| Exercise details |
Write every record out again exactly as given.
--- Dataset records ---
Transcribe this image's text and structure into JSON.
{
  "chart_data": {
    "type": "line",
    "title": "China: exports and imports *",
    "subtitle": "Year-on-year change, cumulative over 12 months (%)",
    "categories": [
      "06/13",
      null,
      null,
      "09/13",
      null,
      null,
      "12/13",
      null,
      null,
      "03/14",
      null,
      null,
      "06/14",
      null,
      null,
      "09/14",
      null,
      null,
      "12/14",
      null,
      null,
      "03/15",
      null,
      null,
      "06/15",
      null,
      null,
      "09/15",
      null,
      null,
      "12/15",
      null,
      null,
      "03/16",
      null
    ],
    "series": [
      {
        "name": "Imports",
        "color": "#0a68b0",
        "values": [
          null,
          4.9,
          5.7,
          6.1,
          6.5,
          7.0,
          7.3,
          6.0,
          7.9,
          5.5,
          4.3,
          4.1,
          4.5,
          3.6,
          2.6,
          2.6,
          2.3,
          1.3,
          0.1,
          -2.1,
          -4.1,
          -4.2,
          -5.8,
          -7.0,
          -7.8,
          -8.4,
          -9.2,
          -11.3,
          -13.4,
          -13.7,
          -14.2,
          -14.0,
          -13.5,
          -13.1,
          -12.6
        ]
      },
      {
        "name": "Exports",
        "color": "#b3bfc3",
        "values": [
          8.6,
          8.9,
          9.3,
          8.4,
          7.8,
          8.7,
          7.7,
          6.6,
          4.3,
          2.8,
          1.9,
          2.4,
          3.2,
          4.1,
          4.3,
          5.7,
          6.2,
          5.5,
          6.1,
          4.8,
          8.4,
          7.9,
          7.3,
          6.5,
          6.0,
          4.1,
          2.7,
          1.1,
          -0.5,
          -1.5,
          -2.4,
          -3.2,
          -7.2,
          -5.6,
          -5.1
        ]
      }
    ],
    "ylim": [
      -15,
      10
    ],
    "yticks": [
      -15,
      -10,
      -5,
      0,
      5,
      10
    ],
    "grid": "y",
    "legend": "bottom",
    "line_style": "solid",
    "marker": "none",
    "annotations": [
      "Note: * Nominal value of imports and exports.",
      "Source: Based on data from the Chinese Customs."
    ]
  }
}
---
| Result below |
Transcribe this image's text and structure into JSON.
{
  "chart_data": {
    "type": "line",
    "title": "China: exports and imports *",
    "subtitle": "Year-on-year change, cumulative over 12 months (%)",
    "categories": [
      "06/13",
      null,
      null,
      "09/13",
      null,
      null,
      "12/13",
      null,
      null,
      "03/14",
      null,
      null,
      "06/14",
      null,
      null,
      "09/14",
      null,
      null,
      "12/14",
      null,
      null,
      "03/15",
      null,
      null,
      "06/15",
      null,
      null,
      "09/15",
      null,
      null,
      "12/15",
      null,
      null,
      "03/16",
      null
    ],
    "series": [
      {
        "name": "Imports",
        "color": "#0a68b0",
        "values": [
          null,
          4.9,
          5.7,
          6.1,
          6.5,
          7.0,
          7.3,
          6.0,
          7.9,
          5.5,
          4.3,
          4.1,
          4.5,
          3.6,
          2.6,
          2.6,
          2.3,
          1.3,
          0.1,
          -2.1,
          -4.1,
          -4.2,
          -5.8,
          -7.0,
          -7.8,
          -8.4,
          -9.2,
          -11.3,
          -13.4,
          -13.7,
          -14.2,
          -14.0,
          -13.5,
          -13.1,
          -12.6
        ]
      },
      {
        "name": "Exports",
        "color": "#b3bfc3",
        "values": [
          8.6,
          8.9,
          9.3,
          8.4,
          7.8,
          8.7,
          7.7,
          6.6,
          4.3,
          2.8,
          1.9,
          2.4,
          3.2,
          4.1,
          4.3,
          5.7,
          6.2,
          5.5,
          6.1,
          4.8,
          8.4,
          7.9,
          7.3,
          6.5,
          6.0,
          4.1,
          2.7,
          1.1,
          -0.5,
          -1.5,
          -2.4,
          -3.2,
          -7.2,
          -5.6,
          -5.1
        ]
      }
    ],
    "ylim": [
      -15,
      10
    ],
    "yticks": [
      -15,
      -10,
      -5,
      0,
      5,
      10
    ],
    "grid": "y",
    "legend": "bottom",
    "line_style": "solid",
    "marker": "none",
    "annotations": [
      "Note: * Nominal value of imports and exports.",
      "Source: Based on data from the Chinese Customs."
    ]
  }
}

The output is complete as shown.